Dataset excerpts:
/---
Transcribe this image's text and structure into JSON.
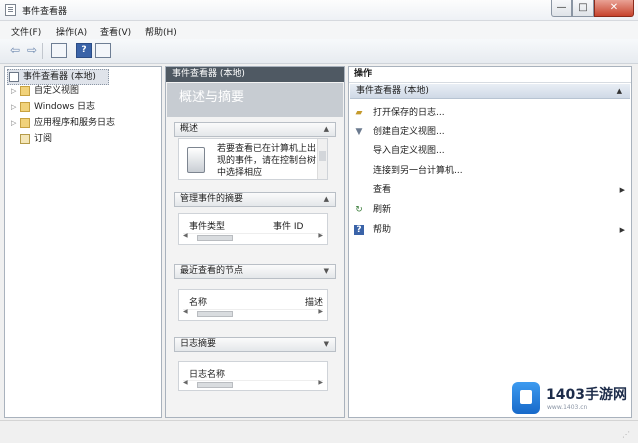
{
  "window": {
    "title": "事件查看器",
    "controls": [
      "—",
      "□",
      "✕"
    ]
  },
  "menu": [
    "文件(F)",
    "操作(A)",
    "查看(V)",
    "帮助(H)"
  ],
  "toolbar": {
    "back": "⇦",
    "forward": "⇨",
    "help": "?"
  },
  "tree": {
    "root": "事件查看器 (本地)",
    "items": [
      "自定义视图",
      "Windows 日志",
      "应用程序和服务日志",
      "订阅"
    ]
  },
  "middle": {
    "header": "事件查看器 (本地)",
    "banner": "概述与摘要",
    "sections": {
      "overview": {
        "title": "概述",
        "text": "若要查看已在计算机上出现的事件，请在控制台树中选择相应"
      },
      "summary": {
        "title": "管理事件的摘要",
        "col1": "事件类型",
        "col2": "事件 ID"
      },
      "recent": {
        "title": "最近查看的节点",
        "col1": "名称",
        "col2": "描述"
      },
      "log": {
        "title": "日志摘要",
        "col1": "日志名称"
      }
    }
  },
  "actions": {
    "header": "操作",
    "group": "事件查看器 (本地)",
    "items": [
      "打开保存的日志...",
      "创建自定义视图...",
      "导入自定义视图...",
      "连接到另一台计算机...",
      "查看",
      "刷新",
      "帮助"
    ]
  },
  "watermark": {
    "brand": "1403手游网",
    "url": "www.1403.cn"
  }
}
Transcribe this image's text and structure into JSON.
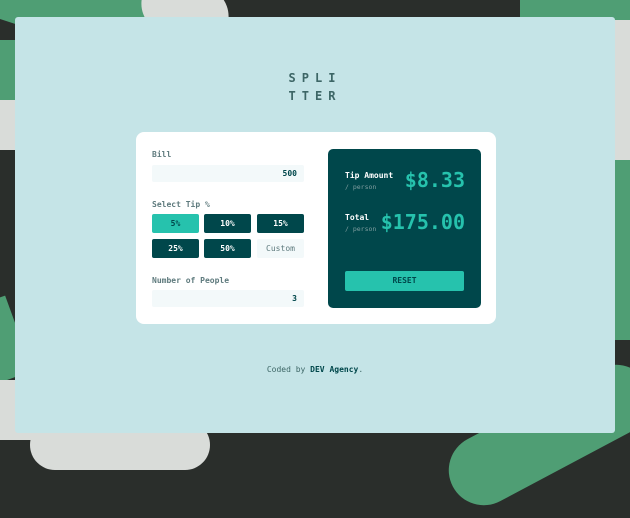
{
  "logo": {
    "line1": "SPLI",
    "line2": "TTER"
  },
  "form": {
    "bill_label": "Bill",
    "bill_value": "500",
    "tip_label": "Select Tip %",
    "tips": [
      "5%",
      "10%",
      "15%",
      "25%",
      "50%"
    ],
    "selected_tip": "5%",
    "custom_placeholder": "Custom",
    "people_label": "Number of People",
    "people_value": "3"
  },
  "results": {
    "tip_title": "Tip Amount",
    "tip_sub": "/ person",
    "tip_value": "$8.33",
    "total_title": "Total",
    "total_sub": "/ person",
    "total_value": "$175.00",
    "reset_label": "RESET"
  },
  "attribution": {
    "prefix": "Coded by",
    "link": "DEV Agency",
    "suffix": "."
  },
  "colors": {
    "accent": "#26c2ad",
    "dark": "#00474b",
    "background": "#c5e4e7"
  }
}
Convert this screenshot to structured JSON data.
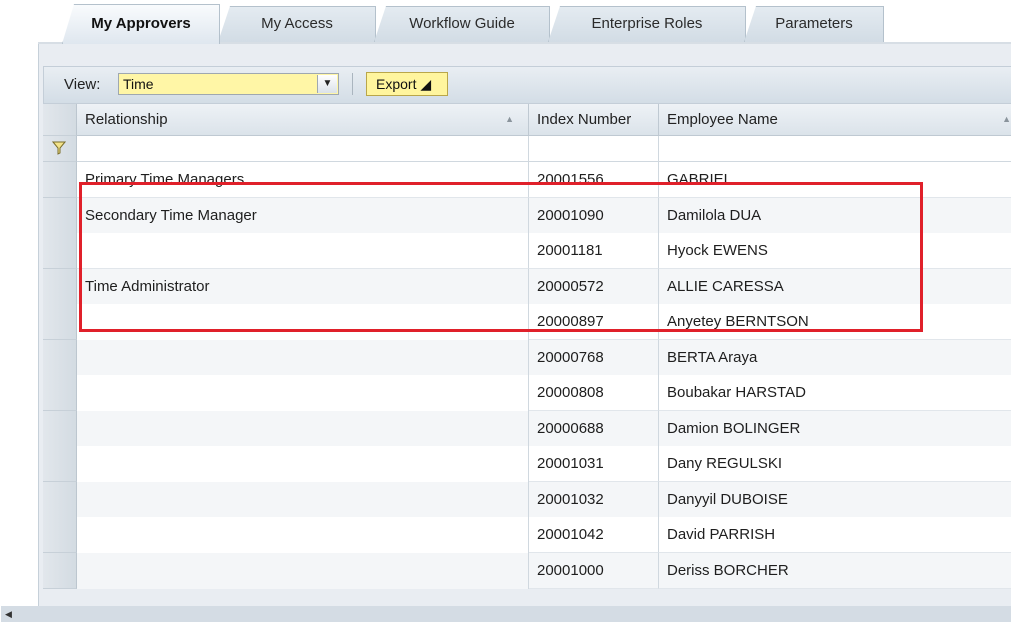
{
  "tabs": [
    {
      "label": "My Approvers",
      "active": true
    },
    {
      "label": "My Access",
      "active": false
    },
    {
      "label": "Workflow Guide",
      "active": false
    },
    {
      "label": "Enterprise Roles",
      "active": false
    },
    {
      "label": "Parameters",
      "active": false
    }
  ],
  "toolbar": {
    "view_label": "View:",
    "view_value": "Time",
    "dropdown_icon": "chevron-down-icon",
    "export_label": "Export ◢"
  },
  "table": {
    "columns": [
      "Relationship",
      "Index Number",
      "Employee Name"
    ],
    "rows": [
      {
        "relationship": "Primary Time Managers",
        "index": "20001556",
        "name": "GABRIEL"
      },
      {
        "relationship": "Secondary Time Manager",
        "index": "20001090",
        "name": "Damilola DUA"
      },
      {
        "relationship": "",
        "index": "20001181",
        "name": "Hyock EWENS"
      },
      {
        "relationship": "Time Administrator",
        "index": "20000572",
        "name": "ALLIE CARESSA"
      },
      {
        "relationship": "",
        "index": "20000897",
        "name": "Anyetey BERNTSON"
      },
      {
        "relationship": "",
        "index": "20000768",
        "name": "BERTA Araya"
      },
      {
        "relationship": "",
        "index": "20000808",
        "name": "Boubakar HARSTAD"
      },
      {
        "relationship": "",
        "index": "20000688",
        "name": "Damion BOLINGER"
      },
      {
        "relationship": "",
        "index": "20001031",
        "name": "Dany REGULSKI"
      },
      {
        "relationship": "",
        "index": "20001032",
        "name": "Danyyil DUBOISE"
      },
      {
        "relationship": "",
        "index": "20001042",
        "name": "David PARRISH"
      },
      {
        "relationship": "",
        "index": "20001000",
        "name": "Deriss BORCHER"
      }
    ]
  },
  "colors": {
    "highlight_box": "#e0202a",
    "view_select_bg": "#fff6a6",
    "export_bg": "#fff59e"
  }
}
\---
- **Set exercise**
Copy out all the data exactly; skip the pictures.

- **The answer**
Transcribe this image's text and structure into JSON.
{
  "window": {
    "title": "事件查看器",
    "controls": [
      "—",
      "□",
      "✕"
    ]
  },
  "menu": [
    "文件(F)",
    "操作(A)",
    "查看(V)",
    "帮助(H)"
  ],
  "toolbar": {
    "back": "⇦",
    "forward": "⇨",
    "help": "?"
  },
  "tree": {
    "root": "事件查看器 (本地)",
    "items": [
      "自定义视图",
      "Windows 日志",
      "应用程序和服务日志",
      "订阅"
    ]
  },
  "middle": {
    "header": "事件查看器 (本地)",
    "banner": "概述与摘要",
    "sections": {
      "overview": {
        "title": "概述",
        "text": "若要查看已在计算机上出现的事件，请在控制台树中选择相应"
      },
      "summary": {
        "title": "管理事件的摘要",
        "col1": "事件类型",
        "col2": "事件 ID"
      },
      "recent": {
        "title": "最近查看的节点",
        "col1": "名称",
        "col2": "描述"
      },
      "log": {
        "title": "日志摘要",
        "col1": "日志名称"
      }
    }
  },
  "actions": {
    "header": "操作",
    "group": "事件查看器 (本地)",
    "items": [
      "打开保存的日志...",
      "创建自定义视图...",
      "导入自定义视图...",
      "连接到另一台计算机...",
      "查看",
      "刷新",
      "帮助"
    ]
  },
  "watermark": {
    "brand": "1403手游网",
    "url": "www.1403.cn"
  }
}
Transcribe this image's text and structure into JSON.
{
  "logo": {
    "line1": "SPLI",
    "line2": "TTER"
  },
  "form": {
    "bill_label": "Bill",
    "bill_value": "500",
    "tip_label": "Select Tip %",
    "tips": [
      "5%",
      "10%",
      "15%",
      "25%",
      "50%"
    ],
    "selected_tip": "5%",
    "custom_placeholder": "Custom",
    "people_label": "Number of People",
    "people_value": "3"
  },
  "results": {
    "tip_title": "Tip Amount",
    "tip_sub": "/ person",
    "tip_value": "$8.33",
    "total_title": "Total",
    "total_sub": "/ person",
    "total_value": "$175.00",
    "reset_label": "RESET"
  },
  "attribution": {
    "prefix": "Coded by",
    "link": "DEV Agency",
    "suffix": "."
  },
  "colors": {
    "accent": "#26c2ad",
    "dark": "#00474b",
    "background": "#c5e4e7"
  }
}
Convert this screenshot to structured JSON data.
{
  "tabs": [
    {
      "label": "My Approvers",
      "active": true
    },
    {
      "label": "My Access",
      "active": false
    },
    {
      "label": "Workflow Guide",
      "active": false
    },
    {
      "label": "Enterprise Roles",
      "active": false
    },
    {
      "label": "Parameters",
      "active": false
    }
  ],
  "toolbar": {
    "view_label": "View:",
    "view_value": "Time",
    "dropdown_icon": "chevron-down-icon",
    "export_label": "Export ◢"
  },
  "table": {
    "columns": [
      "Relationship",
      "Index Number",
      "Employee Name"
    ],
    "rows": [
      {
        "relationship": "Primary Time Managers",
        "index": "20001556",
        "name": "GABRIEL"
      },
      {
        "relationship": "Secondary Time Manager",
        "index": "20001090",
        "name": "Damilola DUA"
      },
      {
        "relationship": "",
        "index": "20001181",
        "name": "Hyock EWENS"
      },
      {
        "relationship": "Time Administrator",
        "index": "20000572",
        "name": "ALLIE CARESSA"
      },
      {
        "relationship": "",
        "index": "20000897",
        "name": "Anyetey BERNTSON"
      },
      {
        "relationship": "",
        "index": "20000768",
        "name": "BERTA Araya"
      },
      {
        "relationship": "",
        "index": "20000808",
        "name": "Boubakar HARSTAD"
      },
      {
        "relationship": "",
        "index": "20000688",
        "name": "Damion BOLINGER"
      },
      {
        "relationship": "",
        "index": "20001031",
        "name": "Dany REGULSKI"
      },
      {
        "relationship": "",
        "index": "20001032",
        "name": "Danyyil DUBOISE"
      },
      {
        "relationship": "",
        "index": "20001042",
        "name": "David PARRISH"
      },
      {
        "relationship": "",
        "index": "20001000",
        "name": "Deriss BORCHER"
      }
    ]
  },
  "colors": {
    "highlight_box": "#e0202a",
    "view_select_bg": "#fff6a6",
    "export_bg": "#fff59e"
  }
}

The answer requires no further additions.